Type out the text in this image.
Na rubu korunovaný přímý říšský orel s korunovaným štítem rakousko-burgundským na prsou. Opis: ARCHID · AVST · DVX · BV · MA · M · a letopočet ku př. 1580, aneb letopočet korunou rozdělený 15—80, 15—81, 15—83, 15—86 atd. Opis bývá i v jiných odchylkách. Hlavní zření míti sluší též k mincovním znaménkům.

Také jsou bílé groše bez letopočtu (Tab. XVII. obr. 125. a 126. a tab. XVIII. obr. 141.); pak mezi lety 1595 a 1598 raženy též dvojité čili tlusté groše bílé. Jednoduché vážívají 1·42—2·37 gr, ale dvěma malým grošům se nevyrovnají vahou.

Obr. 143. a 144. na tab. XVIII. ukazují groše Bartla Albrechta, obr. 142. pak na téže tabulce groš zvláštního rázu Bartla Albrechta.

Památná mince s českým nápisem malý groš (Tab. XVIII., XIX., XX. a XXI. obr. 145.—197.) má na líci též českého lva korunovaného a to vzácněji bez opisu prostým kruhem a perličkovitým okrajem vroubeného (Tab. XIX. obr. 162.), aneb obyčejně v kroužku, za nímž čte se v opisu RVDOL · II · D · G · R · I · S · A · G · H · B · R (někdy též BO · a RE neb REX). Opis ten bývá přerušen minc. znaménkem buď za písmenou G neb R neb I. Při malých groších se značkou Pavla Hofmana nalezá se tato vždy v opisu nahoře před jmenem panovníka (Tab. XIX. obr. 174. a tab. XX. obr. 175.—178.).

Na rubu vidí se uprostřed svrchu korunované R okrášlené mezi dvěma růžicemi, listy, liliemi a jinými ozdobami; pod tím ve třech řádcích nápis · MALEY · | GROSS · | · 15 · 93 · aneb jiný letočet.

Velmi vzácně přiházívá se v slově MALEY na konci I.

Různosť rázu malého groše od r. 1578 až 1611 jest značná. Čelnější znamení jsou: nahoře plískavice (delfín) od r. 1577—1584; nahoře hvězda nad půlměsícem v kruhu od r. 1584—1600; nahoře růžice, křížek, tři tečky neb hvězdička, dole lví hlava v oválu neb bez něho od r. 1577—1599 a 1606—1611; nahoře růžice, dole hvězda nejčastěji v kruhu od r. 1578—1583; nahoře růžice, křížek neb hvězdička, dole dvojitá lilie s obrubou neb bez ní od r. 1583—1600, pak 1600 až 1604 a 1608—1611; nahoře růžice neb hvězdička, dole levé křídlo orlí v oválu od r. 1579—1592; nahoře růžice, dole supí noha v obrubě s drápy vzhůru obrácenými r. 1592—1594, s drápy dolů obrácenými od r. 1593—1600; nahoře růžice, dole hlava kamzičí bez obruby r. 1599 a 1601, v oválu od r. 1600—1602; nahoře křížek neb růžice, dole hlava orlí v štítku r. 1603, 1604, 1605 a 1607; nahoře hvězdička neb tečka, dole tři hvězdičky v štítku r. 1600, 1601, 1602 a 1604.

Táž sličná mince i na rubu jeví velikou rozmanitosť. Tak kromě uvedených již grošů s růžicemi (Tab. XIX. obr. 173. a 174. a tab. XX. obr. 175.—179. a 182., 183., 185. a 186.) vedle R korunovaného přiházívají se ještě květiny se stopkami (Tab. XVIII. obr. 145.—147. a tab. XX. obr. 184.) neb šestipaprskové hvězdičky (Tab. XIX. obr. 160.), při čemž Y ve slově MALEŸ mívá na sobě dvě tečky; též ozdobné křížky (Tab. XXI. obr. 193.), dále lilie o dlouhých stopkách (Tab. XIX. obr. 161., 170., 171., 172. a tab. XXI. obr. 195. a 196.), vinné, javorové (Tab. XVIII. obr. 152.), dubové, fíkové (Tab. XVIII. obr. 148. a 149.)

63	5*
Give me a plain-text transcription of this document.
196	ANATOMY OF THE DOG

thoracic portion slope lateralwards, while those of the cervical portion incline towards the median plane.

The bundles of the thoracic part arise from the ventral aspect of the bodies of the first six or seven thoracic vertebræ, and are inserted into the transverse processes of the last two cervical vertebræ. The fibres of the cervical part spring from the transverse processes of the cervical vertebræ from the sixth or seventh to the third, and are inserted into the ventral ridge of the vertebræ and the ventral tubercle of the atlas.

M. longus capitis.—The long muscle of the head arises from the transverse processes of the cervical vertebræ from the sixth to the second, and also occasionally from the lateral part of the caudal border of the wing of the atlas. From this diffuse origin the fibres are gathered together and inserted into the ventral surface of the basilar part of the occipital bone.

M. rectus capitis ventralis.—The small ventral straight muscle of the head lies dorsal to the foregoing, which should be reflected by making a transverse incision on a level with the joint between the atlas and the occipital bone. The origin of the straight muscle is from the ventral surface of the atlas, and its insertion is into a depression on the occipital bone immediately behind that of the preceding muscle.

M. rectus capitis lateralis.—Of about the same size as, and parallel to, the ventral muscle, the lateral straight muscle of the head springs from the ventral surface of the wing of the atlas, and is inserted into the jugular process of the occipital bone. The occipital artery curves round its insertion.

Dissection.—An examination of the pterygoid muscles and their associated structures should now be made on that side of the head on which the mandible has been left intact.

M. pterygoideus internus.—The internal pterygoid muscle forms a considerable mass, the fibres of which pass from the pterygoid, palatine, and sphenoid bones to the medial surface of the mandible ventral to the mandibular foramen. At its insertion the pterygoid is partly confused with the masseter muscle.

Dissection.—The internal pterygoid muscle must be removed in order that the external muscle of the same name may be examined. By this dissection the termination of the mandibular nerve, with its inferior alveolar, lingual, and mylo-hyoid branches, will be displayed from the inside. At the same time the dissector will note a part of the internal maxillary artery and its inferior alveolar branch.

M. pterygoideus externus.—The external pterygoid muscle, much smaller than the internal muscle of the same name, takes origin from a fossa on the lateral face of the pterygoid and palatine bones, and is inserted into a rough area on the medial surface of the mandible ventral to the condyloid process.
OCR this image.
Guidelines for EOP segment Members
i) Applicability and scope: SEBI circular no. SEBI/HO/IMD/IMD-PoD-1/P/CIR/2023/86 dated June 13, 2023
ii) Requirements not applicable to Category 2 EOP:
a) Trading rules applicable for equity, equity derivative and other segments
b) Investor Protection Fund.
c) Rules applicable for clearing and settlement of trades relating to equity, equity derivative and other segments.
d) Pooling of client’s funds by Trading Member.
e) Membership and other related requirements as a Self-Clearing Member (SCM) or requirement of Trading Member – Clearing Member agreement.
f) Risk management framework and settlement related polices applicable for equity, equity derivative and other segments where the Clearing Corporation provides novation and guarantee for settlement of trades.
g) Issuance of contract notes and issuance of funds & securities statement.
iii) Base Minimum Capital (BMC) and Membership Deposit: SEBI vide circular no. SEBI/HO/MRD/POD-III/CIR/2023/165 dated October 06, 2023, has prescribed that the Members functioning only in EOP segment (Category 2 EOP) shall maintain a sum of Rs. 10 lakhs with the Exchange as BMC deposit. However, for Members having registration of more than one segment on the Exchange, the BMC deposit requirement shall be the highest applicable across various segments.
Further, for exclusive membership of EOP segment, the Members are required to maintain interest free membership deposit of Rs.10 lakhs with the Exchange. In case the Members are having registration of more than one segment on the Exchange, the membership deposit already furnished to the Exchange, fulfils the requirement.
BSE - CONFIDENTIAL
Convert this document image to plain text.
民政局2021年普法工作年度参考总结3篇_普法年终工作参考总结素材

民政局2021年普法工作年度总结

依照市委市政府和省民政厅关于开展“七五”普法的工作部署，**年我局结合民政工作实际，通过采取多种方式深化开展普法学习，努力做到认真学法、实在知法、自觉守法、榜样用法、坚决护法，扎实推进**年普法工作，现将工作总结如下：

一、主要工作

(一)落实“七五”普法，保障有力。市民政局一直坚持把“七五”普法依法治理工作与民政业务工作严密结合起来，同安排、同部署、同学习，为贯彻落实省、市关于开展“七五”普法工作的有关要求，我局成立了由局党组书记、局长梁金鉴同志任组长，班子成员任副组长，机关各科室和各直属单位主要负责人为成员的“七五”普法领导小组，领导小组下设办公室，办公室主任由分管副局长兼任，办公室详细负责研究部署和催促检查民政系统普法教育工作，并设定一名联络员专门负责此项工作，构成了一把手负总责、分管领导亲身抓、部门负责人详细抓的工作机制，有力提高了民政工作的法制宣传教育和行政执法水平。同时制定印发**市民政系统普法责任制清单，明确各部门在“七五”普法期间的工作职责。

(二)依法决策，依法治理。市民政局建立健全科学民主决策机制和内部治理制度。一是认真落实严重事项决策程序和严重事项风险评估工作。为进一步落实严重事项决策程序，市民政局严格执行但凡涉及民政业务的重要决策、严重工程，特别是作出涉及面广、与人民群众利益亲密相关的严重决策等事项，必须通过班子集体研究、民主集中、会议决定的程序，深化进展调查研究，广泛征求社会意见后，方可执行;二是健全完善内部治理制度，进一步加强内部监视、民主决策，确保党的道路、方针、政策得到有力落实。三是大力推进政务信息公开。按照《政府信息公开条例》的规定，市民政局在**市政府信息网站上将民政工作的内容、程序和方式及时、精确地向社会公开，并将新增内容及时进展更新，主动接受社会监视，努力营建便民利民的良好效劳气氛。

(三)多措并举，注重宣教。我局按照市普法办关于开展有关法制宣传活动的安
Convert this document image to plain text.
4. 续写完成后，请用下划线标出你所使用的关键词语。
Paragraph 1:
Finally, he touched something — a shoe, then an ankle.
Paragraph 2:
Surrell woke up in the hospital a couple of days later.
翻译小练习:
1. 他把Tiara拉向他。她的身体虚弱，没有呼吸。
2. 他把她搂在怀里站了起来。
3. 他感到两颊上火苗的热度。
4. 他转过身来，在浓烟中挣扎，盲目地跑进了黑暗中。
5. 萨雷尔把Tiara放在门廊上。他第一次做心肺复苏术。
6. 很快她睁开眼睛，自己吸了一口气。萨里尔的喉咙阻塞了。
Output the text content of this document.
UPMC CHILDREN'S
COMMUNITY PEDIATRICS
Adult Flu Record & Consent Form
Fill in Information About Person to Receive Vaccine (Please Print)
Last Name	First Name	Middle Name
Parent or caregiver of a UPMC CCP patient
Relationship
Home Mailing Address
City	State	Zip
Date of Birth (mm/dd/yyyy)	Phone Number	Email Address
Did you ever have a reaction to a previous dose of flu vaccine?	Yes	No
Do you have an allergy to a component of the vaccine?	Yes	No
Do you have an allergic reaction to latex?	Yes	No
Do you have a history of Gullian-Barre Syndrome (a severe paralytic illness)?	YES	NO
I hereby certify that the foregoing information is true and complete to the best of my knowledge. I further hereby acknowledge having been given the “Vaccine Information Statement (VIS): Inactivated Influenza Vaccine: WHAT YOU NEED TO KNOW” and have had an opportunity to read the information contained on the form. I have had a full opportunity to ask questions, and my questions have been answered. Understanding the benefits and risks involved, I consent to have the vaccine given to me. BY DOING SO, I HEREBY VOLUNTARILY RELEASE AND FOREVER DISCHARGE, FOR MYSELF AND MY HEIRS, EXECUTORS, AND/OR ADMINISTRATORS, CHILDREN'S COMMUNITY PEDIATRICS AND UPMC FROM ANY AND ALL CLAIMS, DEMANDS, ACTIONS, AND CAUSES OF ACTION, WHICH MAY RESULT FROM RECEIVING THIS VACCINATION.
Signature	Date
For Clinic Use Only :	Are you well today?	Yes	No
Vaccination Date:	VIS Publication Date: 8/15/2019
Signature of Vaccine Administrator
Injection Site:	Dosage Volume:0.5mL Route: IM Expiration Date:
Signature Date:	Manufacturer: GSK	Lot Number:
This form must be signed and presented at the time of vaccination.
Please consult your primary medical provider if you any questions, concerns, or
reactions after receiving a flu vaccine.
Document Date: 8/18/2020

### DESCRIPTION OF THE TASK
Copy out all lines above that include the string "Address".

### RESULT OF THE TASK
Home Mailing Address
Date of Birth (mm/dd/yyyy)	Phone Number	Email Address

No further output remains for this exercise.